What you will do: Would you retype all of these records exactly?

************

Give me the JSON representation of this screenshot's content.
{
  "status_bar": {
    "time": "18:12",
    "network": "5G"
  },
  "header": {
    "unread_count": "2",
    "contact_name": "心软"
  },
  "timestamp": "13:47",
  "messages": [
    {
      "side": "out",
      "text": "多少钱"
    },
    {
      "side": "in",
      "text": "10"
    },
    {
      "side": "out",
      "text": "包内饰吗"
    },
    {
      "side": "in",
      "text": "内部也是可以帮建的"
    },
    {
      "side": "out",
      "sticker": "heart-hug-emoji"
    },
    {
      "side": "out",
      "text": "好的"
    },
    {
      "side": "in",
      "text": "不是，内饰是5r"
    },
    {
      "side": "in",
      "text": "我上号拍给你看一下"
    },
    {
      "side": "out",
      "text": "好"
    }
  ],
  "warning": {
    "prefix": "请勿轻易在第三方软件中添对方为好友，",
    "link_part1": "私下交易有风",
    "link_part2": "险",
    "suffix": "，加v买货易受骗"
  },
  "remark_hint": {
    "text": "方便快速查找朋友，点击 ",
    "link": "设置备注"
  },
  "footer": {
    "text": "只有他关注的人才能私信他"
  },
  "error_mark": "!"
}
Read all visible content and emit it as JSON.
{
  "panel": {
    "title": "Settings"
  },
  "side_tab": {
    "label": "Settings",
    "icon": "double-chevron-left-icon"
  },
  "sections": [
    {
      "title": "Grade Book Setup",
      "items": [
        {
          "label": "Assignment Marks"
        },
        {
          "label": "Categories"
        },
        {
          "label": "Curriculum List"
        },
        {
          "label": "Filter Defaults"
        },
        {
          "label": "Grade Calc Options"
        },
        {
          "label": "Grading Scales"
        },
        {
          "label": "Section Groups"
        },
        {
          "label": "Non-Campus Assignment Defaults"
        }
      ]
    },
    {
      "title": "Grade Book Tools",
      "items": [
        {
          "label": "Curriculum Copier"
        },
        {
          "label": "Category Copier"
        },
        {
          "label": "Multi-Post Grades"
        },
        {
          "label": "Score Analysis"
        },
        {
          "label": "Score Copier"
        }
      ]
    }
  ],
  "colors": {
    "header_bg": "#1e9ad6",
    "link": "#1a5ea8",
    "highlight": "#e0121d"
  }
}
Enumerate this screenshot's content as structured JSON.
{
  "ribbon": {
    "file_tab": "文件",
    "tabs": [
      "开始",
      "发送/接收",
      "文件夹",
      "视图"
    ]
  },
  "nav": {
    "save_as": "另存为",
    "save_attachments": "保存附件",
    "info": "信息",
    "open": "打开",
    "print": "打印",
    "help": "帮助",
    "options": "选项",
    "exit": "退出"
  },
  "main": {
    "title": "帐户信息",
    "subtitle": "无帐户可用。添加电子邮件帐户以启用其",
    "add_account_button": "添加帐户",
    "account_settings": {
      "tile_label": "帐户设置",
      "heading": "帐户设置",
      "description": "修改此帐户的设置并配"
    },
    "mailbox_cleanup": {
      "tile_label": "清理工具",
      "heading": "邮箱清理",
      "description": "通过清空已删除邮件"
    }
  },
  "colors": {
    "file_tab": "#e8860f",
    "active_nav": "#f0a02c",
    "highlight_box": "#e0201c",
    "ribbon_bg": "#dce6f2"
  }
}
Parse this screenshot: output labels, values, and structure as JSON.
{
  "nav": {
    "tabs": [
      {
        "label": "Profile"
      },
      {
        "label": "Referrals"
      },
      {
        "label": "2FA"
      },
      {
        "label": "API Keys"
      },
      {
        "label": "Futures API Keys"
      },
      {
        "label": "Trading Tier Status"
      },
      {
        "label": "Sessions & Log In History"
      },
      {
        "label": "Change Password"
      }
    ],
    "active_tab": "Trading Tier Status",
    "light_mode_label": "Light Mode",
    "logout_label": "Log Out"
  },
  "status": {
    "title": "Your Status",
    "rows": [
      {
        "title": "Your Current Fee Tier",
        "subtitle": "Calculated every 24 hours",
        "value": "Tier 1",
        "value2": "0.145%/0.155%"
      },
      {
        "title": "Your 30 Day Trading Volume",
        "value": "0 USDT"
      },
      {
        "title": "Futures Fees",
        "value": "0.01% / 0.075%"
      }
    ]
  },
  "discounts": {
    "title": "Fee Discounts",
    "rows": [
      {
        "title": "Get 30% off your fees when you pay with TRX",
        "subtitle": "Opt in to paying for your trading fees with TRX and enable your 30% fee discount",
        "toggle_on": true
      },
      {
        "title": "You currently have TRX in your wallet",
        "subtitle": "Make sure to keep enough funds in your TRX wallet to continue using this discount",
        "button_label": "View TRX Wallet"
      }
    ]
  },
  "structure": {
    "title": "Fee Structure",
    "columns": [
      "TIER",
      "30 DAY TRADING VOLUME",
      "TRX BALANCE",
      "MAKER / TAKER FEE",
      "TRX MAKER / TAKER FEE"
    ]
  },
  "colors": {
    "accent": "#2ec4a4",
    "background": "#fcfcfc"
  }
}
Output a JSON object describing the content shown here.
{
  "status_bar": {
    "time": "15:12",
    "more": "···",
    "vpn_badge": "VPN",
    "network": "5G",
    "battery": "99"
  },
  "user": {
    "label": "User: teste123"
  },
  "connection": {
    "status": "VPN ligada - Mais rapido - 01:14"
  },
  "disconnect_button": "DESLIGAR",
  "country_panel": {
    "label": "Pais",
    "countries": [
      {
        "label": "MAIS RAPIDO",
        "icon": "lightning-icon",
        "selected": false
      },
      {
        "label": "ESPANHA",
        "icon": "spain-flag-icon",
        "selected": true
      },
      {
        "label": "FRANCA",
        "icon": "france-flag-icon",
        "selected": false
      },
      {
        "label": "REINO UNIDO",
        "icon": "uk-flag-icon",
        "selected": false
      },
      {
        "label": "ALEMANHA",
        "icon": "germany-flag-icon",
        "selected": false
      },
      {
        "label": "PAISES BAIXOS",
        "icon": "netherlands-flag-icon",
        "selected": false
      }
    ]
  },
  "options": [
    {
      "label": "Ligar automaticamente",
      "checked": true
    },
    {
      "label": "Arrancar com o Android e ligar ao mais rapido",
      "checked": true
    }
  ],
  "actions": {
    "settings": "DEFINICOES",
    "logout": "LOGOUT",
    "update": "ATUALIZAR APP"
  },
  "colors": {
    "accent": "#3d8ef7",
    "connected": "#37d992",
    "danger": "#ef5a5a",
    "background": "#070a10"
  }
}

************

Written response:
Give me the JSON representation of this screenshot's content.
{
  "status_bar": {
    "time": "18:12",
    "network": "5G"
  },
  "header": {
    "unread_count": "2",
    "contact_name": "心软"
  },
  "timestamp": "13:47",
  "messages": [
    {
      "side": "out",
      "text": "多少钱"
    },
    {
      "side": "in",
      "text": "10"
    },
    {
      "side": "out",
      "text": "包内饰吗"
    },
    {
      "side": "in",
      "text": "内部也是可以帮建的"
    },
    {
      "side": "out",
      "sticker": "heart-hug-emoji"
    },
    {
      "side": "out",
      "text": "好的"
    },
    {
      "side": "in",
      "text": "不是，内饰是5r"
    },
    {
      "side": "in",
      "text": "我上号拍给你看一下"
    },
    {
      "side": "out",
      "text": "好"
    }
  ],
  "warning": {
    "prefix": "请勿轻易在第三方软件中添对方为好友，",
    "link_part1": "私下交易有风",
    "link_part2": "险",
    "suffix": "，加v买货易受骗"
  },
  "remark_hint": {
    "text": "方便快速查找朋友，点击 ",
    "link": "设置备注"
  },
  "footer": {
    "text": "只有他关注的人才能私信他"
  },
  "error_mark": "!"
}
Read all visible content and emit it as JSON.
{
  "panel": {
    "title": "Settings"
  },
  "side_tab": {
    "label": "Settings",
    "icon": "double-chevron-left-icon"
  },
  "sections": [
    {
      "title": "Grade Book Setup",
      "items": [
        {
          "label": "Assignment Marks"
        },
        {
          "label": "Categories"
        },
        {
          "label": "Curriculum List"
        },
        {
          "label": "Filter Defaults"
        },
        {
          "label": "Grade Calc Options"
        },
        {
          "label": "Grading Scales"
        },
        {
          "label": "Section Groups"
        },
        {
          "label": "Non-Campus Assignment Defaults"
        }
      ]
    },
    {
      "title": "Grade Book Tools",
      "items": [
        {
          "label": "Curriculum Copier"
        },
        {
          "label": "Category Copier"
        },
        {
          "label": "Multi-Post Grades"
        },
        {
          "label": "Score Analysis"
        },
        {
          "label": "Score Copier"
        }
      ]
    }
  ],
  "colors": {
    "header_bg": "#1e9ad6",
    "link": "#1a5ea8",
    "highlight": "#e0121d"
  }
}
Enumerate this screenshot's content as structured JSON.
{
  "ribbon": {
    "file_tab": "文件",
    "tabs": [
      "开始",
      "发送/接收",
      "文件夹",
      "视图"
    ]
  },
  "nav": {
    "save_as": "另存为",
    "save_attachments": "保存附件",
    "info": "信息",
    "open": "打开",
    "print": "打印",
    "help": "帮助",
    "options": "选项",
    "exit": "退出"
  },
  "main": {
    "title": "帐户信息",
    "subtitle": "无帐户可用。添加电子邮件帐户以启用其",
    "add_account_button": "添加帐户",
    "account_settings": {
      "tile_label": "帐户设置",
      "heading": "帐户设置",
      "description": "修改此帐户的设置并配"
    },
    "mailbox_cleanup": {
      "tile_label": "清理工具",
      "heading": "邮箱清理",
      "description": "通过清空已删除邮件"
    }
  },
  "colors": {
    "file_tab": "#e8860f",
    "active_nav": "#f0a02c",
    "highlight_box": "#e0201c",
    "ribbon_bg": "#dce6f2"
  }
}
Parse this screenshot: output labels, values, and structure as JSON.
{
  "nav": {
    "tabs": [
      {
        "label": "Profile"
      },
      {
        "label": "Referrals"
      },
      {
        "label": "2FA"
      },
      {
        "label": "API Keys"
      },
      {
        "label": "Futures API Keys"
      },
      {
        "label": "Trading Tier Status"
      },
      {
        "label": "Sessions & Log In History"
      },
      {
        "label": "Change Password"
      }
    ],
    "active_tab": "Trading Tier Status",
    "light_mode_label": "Light Mode",
    "logout_label": "Log Out"
  },
  "status": {
    "title": "Your Status",
    "rows": [
      {
        "title": "Your Current Fee Tier",
        "subtitle": "Calculated every 24 hours",
        "value": "Tier 1",
        "value2": "0.145%/0.155%"
      },
      {
        "title": "Your 30 Day Trading Volume",
        "value": "0 USDT"
      },
      {
        "title": "Futures Fees",
        "value": "0.01% / 0.075%"
      }
    ]
  },
  "discounts": {
    "title": "Fee Discounts",
    "rows": [
      {
        "title": "Get 30% off your fees when you pay with TRX",
        "subtitle": "Opt in to paying for your trading fees with TRX and enable your 30% fee discount",
        "toggle_on": true
      },
      {
        "title": "You currently have TRX in your wallet",
        "subtitle": "Make sure to keep enough funds in your TRX wallet to continue using this discount",
        "button_label": "View TRX Wallet"
      }
    ]
  },
  "structure": {
    "title": "Fee Structure",
    "columns": [
      "TIER",
      "30 DAY TRADING VOLUME",
      "TRX BALANCE",
      "MAKER / TAKER FEE",
      "TRX MAKER / TAKER FEE"
    ]
  },
  "colors": {
    "accent": "#2ec4a4",
    "background": "#fcfcfc"
  }
}
Output a JSON object describing the content shown here.
{
  "status_bar": {
    "time": "15:12",
    "more": "···",
    "vpn_badge": "VPN",
    "network": "5G",
    "battery": "99"
  },
  "user": {
    "label": "User: teste123"
  },
  "connection": {
    "status": "VPN ligada - Mais rapido - 01:14"
  },
  "disconnect_button": "DESLIGAR",
  "country_panel": {
    "label": "Pais",
    "countries": [
      {
        "label": "MAIS RAPIDO",
        "icon": "lightning-icon",
        "selected": false
      },
      {
        "label": "ESPANHA",
        "icon": "spain-flag-icon",
        "selected": true
      },
      {
        "label": "FRANCA",
        "icon": "france-flag-icon",
        "selected": false
      },
      {
        "label": "REINO UNIDO",
        "icon": "uk-flag-icon",
        "selected": false
      },
      {
        "label": "ALEMANHA",
        "icon": "germany-flag-icon",
        "selected": false
      },
      {
        "label": "PAISES BAIXOS",
        "icon": "netherlands-flag-icon",
        "selected": false
      }
    ]
  },
  "options": [
    {
      "label": "Ligar automaticamente",
      "checked": true
    },
    {
      "label": "Arrancar com o Android e ligar ao mais rapido",
      "checked": true
    }
  ],
  "actions": {
    "settings": "DEFINICOES",
    "logout": "LOGOUT",
    "update": "ATUALIZAR APP"
  },
  "colors": {
    "accent": "#3d8ef7",
    "connected": "#37d992",
    "danger": "#ef5a5a",
    "background": "#070a10"
  }
}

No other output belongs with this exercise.